Your objective:
Can all of these lines be returned exactly?

-- Provided information start --

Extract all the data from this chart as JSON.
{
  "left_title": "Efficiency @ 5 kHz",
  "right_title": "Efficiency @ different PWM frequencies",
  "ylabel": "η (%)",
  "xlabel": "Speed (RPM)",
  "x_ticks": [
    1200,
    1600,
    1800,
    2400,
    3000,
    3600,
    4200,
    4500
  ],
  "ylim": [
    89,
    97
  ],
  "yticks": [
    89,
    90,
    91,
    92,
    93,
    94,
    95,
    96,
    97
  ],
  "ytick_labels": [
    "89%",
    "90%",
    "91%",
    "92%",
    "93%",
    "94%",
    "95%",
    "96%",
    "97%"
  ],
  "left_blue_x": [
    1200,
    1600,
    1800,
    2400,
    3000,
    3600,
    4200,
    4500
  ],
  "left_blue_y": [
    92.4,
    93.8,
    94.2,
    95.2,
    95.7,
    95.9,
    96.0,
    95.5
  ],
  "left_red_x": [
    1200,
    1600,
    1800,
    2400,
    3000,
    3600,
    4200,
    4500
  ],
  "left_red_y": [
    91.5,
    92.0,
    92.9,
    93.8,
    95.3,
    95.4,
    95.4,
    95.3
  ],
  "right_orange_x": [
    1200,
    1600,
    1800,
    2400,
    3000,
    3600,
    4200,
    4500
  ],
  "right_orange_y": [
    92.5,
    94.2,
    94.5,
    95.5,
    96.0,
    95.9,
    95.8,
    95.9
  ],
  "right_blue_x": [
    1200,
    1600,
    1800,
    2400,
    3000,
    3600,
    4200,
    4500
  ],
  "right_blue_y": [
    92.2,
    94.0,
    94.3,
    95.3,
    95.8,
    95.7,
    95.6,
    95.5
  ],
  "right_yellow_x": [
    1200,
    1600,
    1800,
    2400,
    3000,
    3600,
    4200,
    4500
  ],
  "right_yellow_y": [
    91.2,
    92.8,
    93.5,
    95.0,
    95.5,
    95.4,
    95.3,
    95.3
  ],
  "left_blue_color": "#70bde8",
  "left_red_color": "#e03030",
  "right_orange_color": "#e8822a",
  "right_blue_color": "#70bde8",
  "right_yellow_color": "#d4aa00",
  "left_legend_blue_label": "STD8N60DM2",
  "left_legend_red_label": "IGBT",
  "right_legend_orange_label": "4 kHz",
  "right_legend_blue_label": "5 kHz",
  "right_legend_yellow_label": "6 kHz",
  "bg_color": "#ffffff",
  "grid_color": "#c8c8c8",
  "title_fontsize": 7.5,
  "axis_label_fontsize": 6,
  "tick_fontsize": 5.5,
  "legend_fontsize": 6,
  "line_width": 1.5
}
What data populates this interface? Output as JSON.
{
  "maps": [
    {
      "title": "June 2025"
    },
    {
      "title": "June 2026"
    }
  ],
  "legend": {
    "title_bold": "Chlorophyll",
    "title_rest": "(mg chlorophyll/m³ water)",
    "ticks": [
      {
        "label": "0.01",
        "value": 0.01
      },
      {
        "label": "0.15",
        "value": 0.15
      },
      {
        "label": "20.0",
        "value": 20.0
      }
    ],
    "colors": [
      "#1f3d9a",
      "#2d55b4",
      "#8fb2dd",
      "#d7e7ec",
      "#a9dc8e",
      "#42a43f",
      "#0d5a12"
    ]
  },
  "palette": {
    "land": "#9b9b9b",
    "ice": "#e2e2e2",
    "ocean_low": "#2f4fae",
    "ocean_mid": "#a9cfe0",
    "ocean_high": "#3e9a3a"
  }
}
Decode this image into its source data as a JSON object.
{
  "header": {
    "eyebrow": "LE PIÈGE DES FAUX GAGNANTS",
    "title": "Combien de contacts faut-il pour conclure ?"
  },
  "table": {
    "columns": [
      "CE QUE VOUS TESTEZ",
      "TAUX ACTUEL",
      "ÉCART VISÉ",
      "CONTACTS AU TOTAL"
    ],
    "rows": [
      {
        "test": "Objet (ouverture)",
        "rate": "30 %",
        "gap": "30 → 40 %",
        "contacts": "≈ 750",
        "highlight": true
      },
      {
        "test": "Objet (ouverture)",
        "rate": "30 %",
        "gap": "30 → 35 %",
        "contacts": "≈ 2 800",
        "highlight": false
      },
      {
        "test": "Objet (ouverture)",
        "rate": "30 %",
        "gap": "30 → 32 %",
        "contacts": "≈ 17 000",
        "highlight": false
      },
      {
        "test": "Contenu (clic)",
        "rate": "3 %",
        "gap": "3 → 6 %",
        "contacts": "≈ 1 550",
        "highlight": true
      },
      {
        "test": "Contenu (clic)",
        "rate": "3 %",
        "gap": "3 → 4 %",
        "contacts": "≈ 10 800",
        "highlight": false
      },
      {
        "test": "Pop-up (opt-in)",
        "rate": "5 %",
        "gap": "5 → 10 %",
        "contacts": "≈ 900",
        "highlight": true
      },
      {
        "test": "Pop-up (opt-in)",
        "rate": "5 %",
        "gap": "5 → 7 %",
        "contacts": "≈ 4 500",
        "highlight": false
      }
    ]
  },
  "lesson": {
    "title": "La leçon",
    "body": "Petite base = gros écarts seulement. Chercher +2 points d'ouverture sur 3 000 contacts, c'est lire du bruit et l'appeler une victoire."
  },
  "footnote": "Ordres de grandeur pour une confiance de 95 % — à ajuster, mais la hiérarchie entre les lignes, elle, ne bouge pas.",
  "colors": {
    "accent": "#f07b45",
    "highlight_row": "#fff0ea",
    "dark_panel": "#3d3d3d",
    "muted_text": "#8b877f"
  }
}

-- Provided information end --

Exercise result:
Extract all the data from this chart as JSON.
{
  "left_title": "Efficiency @ 5 kHz",
  "right_title": "Efficiency @ different PWM frequencies",
  "ylabel": "η (%)",
  "xlabel": "Speed (RPM)",
  "x_ticks": [
    1200,
    1600,
    1800,
    2400,
    3000,
    3600,
    4200,
    4500
  ],
  "ylim": [
    89,
    97
  ],
  "yticks": [
    89,
    90,
    91,
    92,
    93,
    94,
    95,
    96,
    97
  ],
  "ytick_labels": [
    "89%",
    "90%",
    "91%",
    "92%",
    "93%",
    "94%",
    "95%",
    "96%",
    "97%"
  ],
  "left_blue_x": [
    1200,
    1600,
    1800,
    2400,
    3000,
    3600,
    4200,
    4500
  ],
  "left_blue_y": [
    92.4,
    93.8,
    94.2,
    95.2,
    95.7,
    95.9,
    96.0,
    95.5
  ],
  "left_red_x": [
    1200,
    1600,
    1800,
    2400,
    3000,
    3600,
    4200,
    4500
  ],
  "left_red_y": [
    91.5,
    92.0,
    92.9,
    93.8,
    95.3,
    95.4,
    95.4,
    95.3
  ],
  "right_orange_x": [
    1200,
    1600,
    1800,
    2400,
    3000,
    3600,
    4200,
    4500
  ],
  "right_orange_y": [
    92.5,
    94.2,
    94.5,
    95.5,
    96.0,
    95.9,
    95.8,
    95.9
  ],
  "right_blue_x": [
    1200,
    1600,
    1800,
    2400,
    3000,
    3600,
    4200,
    4500
  ],
  "right_blue_y": [
    92.2,
    94.0,
    94.3,
    95.3,
    95.8,
    95.7,
    95.6,
    95.5
  ],
  "right_yellow_x": [
    1200,
    1600,
    1800,
    2400,
    3000,
    3600,
    4200,
    4500
  ],
  "right_yellow_y": [
    91.2,
    92.8,
    93.5,
    95.0,
    95.5,
    95.4,
    95.3,
    95.3
  ],
  "left_blue_color": "#70bde8",
  "left_red_color": "#e03030",
  "right_orange_color": "#e8822a",
  "right_blue_color": "#70bde8",
  "right_yellow_color": "#d4aa00",
  "left_legend_blue_label": "STD8N60DM2",
  "left_legend_red_label": "IGBT",
  "right_legend_orange_label": "4 kHz",
  "right_legend_blue_label": "5 kHz",
  "right_legend_yellow_label": "6 kHz",
  "bg_color": "#ffffff",
  "grid_color": "#c8c8c8",
  "title_fontsize": 7.5,
  "axis_label_fontsize": 6,
  "tick_fontsize": 5.5,
  "legend_fontsize": 6,
  "line_width": 1.5
}
What data populates this interface? Output as JSON.
{
  "maps": [
    {
      "title": "June 2025"
    },
    {
      "title": "June 2026"
    }
  ],
  "legend": {
    "title_bold": "Chlorophyll",
    "title_rest": "(mg chlorophyll/m³ water)",
    "ticks": [
      {
        "label": "0.01",
        "value": 0.01
      },
      {
        "label": "0.15",
        "value": 0.15
      },
      {
        "label": "20.0",
        "value": 20.0
      }
    ],
    "colors": [
      "#1f3d9a",
      "#2d55b4",
      "#8fb2dd",
      "#d7e7ec",
      "#a9dc8e",
      "#42a43f",
      "#0d5a12"
    ]
  },
  "palette": {
    "land": "#9b9b9b",
    "ice": "#e2e2e2",
    "ocean_low": "#2f4fae",
    "ocean_mid": "#a9cfe0",
    "ocean_high": "#3e9a3a"
  }
}
Decode this image into its source data as a JSON object.
{
  "header": {
    "eyebrow": "LE PIÈGE DES FAUX GAGNANTS",
    "title": "Combien de contacts faut-il pour conclure ?"
  },
  "table": {
    "columns": [
      "CE QUE VOUS TESTEZ",
      "TAUX ACTUEL",
      "ÉCART VISÉ",
      "CONTACTS AU TOTAL"
    ],
    "rows": [
      {
        "test": "Objet (ouverture)",
        "rate": "30 %",
        "gap": "30 → 40 %",
        "contacts": "≈ 750",
        "highlight": true
      },
      {
        "test": "Objet (ouverture)",
        "rate": "30 %",
        "gap": "30 → 35 %",
        "contacts": "≈ 2 800",
        "highlight": false
      },
      {
        "test": "Objet (ouverture)",
        "rate": "30 %",
        "gap": "30 → 32 %",
        "contacts": "≈ 17 000",
        "highlight": false
      },
      {
        "test": "Contenu (clic)",
        "rate": "3 %",
        "gap": "3 → 6 %",
        "contacts": "≈ 1 550",
        "highlight": true
      },
      {
        "test": "Contenu (clic)",
        "rate": "3 %",
        "gap": "3 → 4 %",
        "contacts": "≈ 10 800",
        "highlight": false
      },
      {
        "test": "Pop-up (opt-in)",
        "rate": "5 %",
        "gap": "5 → 10 %",
        "contacts": "≈ 900",
        "highlight": true
      },
      {
        "test": "Pop-up (opt-in)",
        "rate": "5 %",
        "gap": "5 → 7 %",
        "contacts": "≈ 4 500",
        "highlight": false
      }
    ]
  },
  "lesson": {
    "title": "La leçon",
    "body": "Petite base = gros écarts seulement. Chercher +2 points d'ouverture sur 3 000 contacts, c'est lire du bruit et l'appeler une victoire."
  },
  "footnote": "Ordres de grandeur pour une confiance de 95 % — à ajuster, mais la hiérarchie entre les lignes, elle, ne bouge pas.",
  "colors": {
    "accent": "#f07b45",
    "highlight_row": "#fff0ea",
    "dark_panel": "#3d3d3d",
    "muted_text": "#8b877f"
  }
}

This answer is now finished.